* [Exercise prompt] Reproduce all the lines exactly as they stand, apart from the pictures.

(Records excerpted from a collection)
+ + + + + + +

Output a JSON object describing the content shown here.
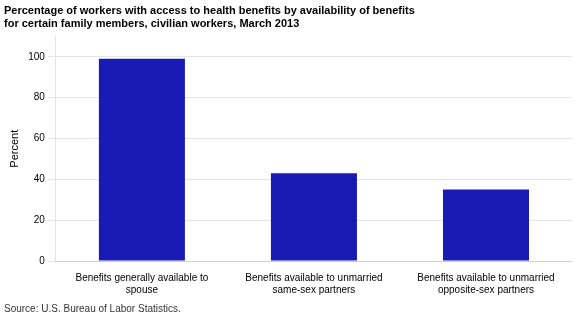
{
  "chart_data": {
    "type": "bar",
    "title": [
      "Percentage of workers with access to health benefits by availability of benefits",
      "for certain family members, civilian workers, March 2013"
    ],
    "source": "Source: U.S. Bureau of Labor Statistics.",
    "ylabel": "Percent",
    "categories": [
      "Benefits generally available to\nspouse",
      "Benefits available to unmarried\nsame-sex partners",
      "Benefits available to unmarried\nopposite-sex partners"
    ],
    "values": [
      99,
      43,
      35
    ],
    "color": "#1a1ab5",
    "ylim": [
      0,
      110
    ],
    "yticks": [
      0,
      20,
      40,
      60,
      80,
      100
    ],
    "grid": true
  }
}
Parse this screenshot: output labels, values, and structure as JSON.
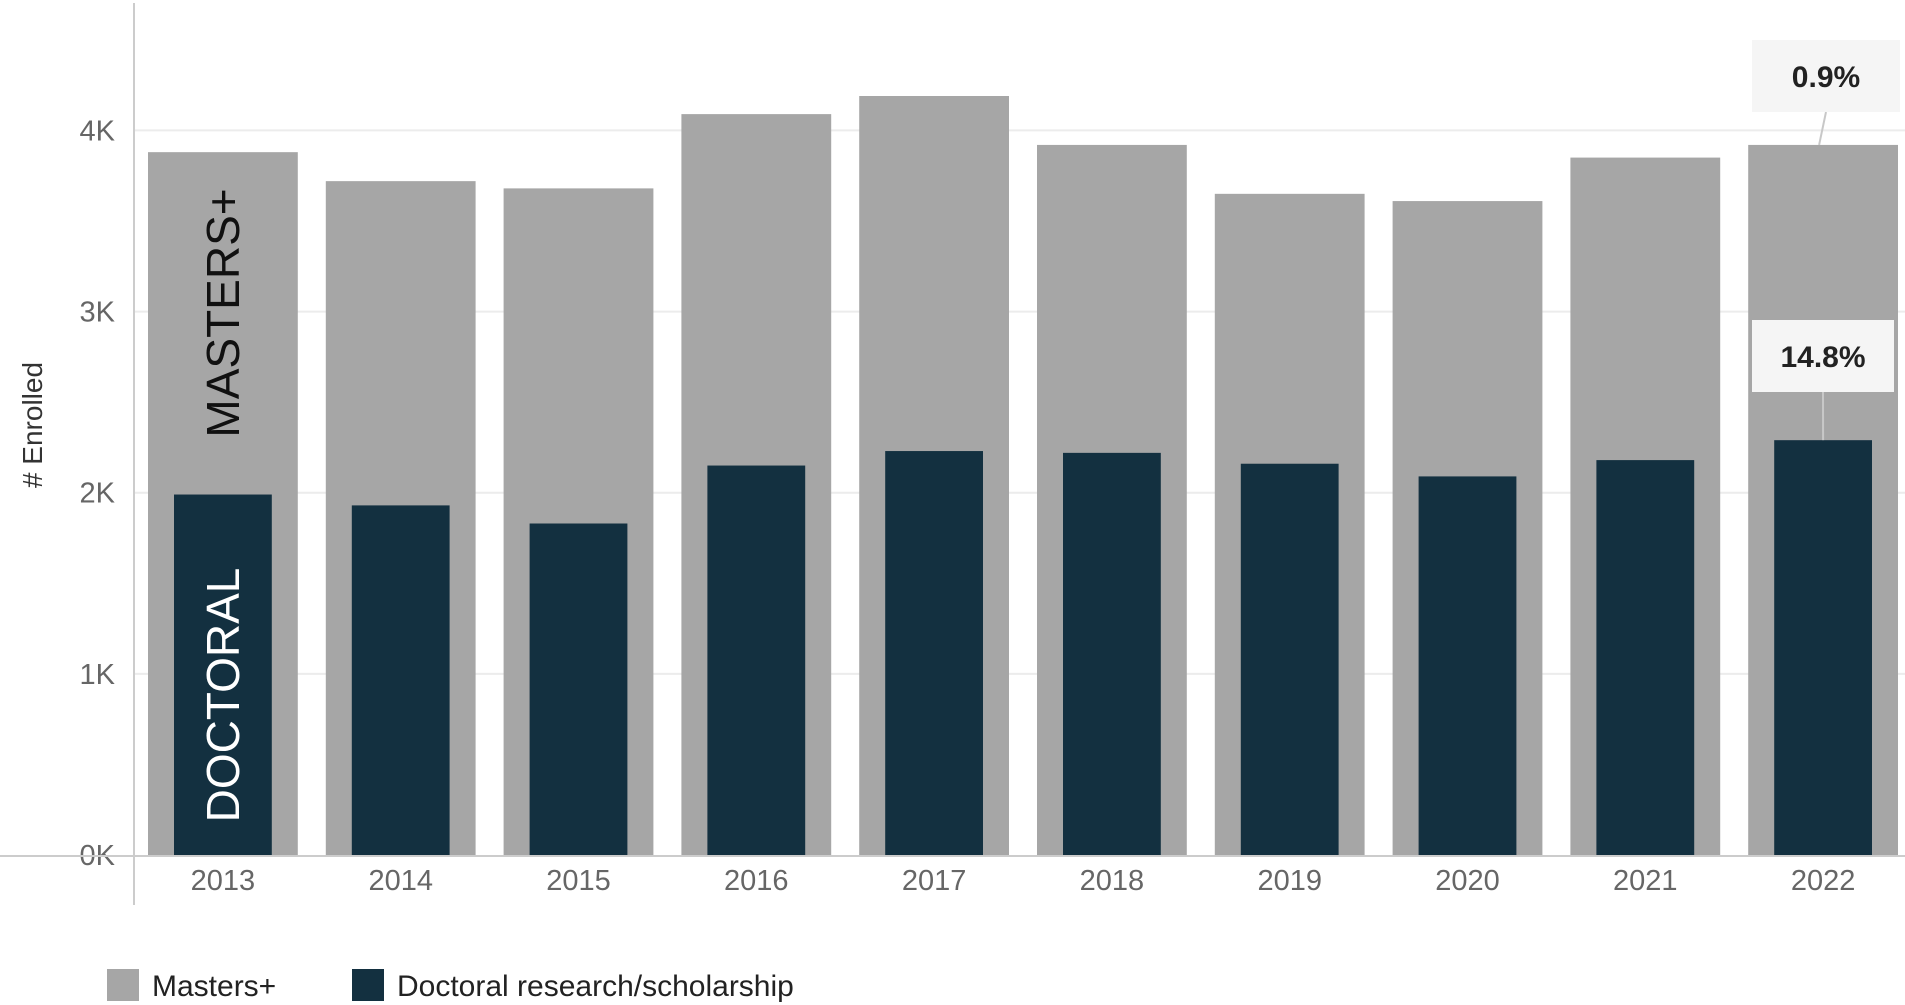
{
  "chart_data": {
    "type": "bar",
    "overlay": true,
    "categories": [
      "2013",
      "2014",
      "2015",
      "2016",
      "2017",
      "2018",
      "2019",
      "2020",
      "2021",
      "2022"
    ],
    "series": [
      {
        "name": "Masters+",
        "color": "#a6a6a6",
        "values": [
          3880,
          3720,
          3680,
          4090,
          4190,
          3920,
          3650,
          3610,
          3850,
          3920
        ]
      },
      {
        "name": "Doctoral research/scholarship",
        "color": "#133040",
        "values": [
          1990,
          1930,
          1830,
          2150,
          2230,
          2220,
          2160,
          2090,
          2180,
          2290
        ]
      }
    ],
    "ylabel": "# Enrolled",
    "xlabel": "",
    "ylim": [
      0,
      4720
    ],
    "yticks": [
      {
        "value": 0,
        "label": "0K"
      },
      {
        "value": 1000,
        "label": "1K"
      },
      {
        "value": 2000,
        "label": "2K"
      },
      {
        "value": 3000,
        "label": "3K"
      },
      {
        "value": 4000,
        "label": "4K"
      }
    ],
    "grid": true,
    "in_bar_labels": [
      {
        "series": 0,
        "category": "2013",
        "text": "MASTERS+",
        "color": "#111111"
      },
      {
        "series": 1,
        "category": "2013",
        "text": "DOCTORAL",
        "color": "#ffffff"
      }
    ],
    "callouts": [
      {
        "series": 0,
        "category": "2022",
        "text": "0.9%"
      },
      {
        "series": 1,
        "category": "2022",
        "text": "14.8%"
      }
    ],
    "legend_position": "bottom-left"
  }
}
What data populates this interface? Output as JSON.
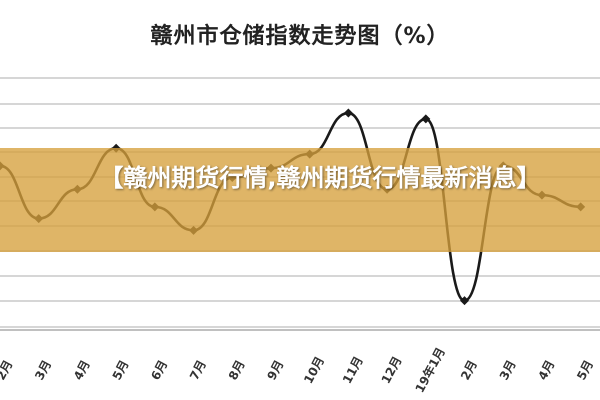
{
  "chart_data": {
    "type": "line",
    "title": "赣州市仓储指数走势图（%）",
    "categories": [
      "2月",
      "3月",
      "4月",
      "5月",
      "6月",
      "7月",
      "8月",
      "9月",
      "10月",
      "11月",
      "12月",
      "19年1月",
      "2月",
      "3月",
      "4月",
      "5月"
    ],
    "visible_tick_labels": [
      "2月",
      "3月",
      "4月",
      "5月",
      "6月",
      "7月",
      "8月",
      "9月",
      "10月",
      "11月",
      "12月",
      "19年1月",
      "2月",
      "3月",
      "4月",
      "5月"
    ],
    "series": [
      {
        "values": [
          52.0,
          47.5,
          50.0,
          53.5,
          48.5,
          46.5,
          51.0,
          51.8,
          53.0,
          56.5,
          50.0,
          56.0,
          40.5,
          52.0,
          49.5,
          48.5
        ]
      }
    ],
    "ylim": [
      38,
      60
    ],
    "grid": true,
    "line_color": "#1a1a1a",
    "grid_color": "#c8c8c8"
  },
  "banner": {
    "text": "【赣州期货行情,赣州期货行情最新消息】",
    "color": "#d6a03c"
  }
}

+ + + + + + +

* [Solution below]
Output a JSON object describing the content shown here.
{
  "chart_data": {
    "type": "bar",
    "title": [
      "Percentage of workers with access to health benefits by availability of benefits",
      "for certain family members, civilian workers, March 2013"
    ],
    "source": "Source: U.S. Bureau of Labor Statistics.",
    "ylabel": "Percent",
    "categories": [
      "Benefits generally available to\nspouse",
      "Benefits available to unmarried\nsame-sex partners",
      "Benefits available to unmarried\nopposite-sex partners"
    ],
    "values": [
      99,
      43,
      35
    ],
    "color": "#1a1ab5",
    "ylim": [
      0,
      110
    ],
    "yticks": [
      0,
      20,
      40,
      60,
      80,
      100
    ],
    "grid": true
  }
}
Parse this screenshot: output labels, values, and structure as JSON.
{
  "chart_data": {
    "type": "bar",
    "overlay": true,
    "categories": [
      "2013",
      "2014",
      "2015",
      "2016",
      "2017",
      "2018",
      "2019",
      "2020",
      "2021",
      "2022"
    ],
    "series": [
      {
        "name": "Masters+",
        "color": "#a6a6a6",
        "values": [
          3880,
          3720,
          3680,
          4090,
          4190,
          3920,
          3650,
          3610,
          3850,
          3920
        ]
      },
      {
        "name": "Doctoral research/scholarship",
        "color": "#133040",
        "values": [
          1990,
          1930,
          1830,
          2150,
          2230,
          2220,
          2160,
          2090,
          2180,
          2290
        ]
      }
    ],
    "ylabel": "# Enrolled",
    "xlabel": "",
    "ylim": [
      0,
      4720
    ],
    "yticks": [
      {
        "value": 0,
        "label": "0K"
      },
      {
        "value": 1000,
        "label": "1K"
      },
      {
        "value": 2000,
        "label": "2K"
      },
      {
        "value": 3000,
        "label": "3K"
      },
      {
        "value": 4000,
        "label": "4K"
      }
    ],
    "grid": true,
    "in_bar_labels": [
      {
        "series": 0,
        "category": "2013",
        "text": "MASTERS+",
        "color": "#111111"
      },
      {
        "series": 1,
        "category": "2013",
        "text": "DOCTORAL",
        "color": "#ffffff"
      }
    ],
    "callouts": [
      {
        "series": 0,
        "category": "2022",
        "text": "0.9%"
      },
      {
        "series": 1,
        "category": "2022",
        "text": "14.8%"
      }
    ],
    "legend_position": "bottom-left"
  }
}
What data populates this interface? Output as JSON.
{
  "chart_data": {
    "type": "line",
    "title": "赣州市仓储指数走势图（%）",
    "categories": [
      "2月",
      "3月",
      "4月",
      "5月",
      "6月",
      "7月",
      "8月",
      "9月",
      "10月",
      "11月",
      "12月",
      "19年1月",
      "2月",
      "3月",
      "4月",
      "5月"
    ],
    "visible_tick_labels": [
      "2月",
      "3月",
      "4月",
      "5月",
      "6月",
      "7月",
      "8月",
      "9月",
      "10月",
      "11月",
      "12月",
      "19年1月",
      "2月",
      "3月",
      "4月",
      "5月"
    ],
    "series": [
      {
        "values": [
          52.0,
          47.5,
          50.0,
          53.5,
          48.5,
          46.5,
          51.0,
          51.8,
          53.0,
          56.5,
          50.0,
          56.0,
          40.5,
          52.0,
          49.5,
          48.5
        ]
      }
    ],
    "ylim": [
      38,
      60
    ],
    "grid": true,
    "line_color": "#1a1a1a",
    "grid_color": "#c8c8c8"
  },
  "banner": {
    "text": "【赣州期货行情,赣州期货行情最新消息】",
    "color": "#d6a03c"
  }
}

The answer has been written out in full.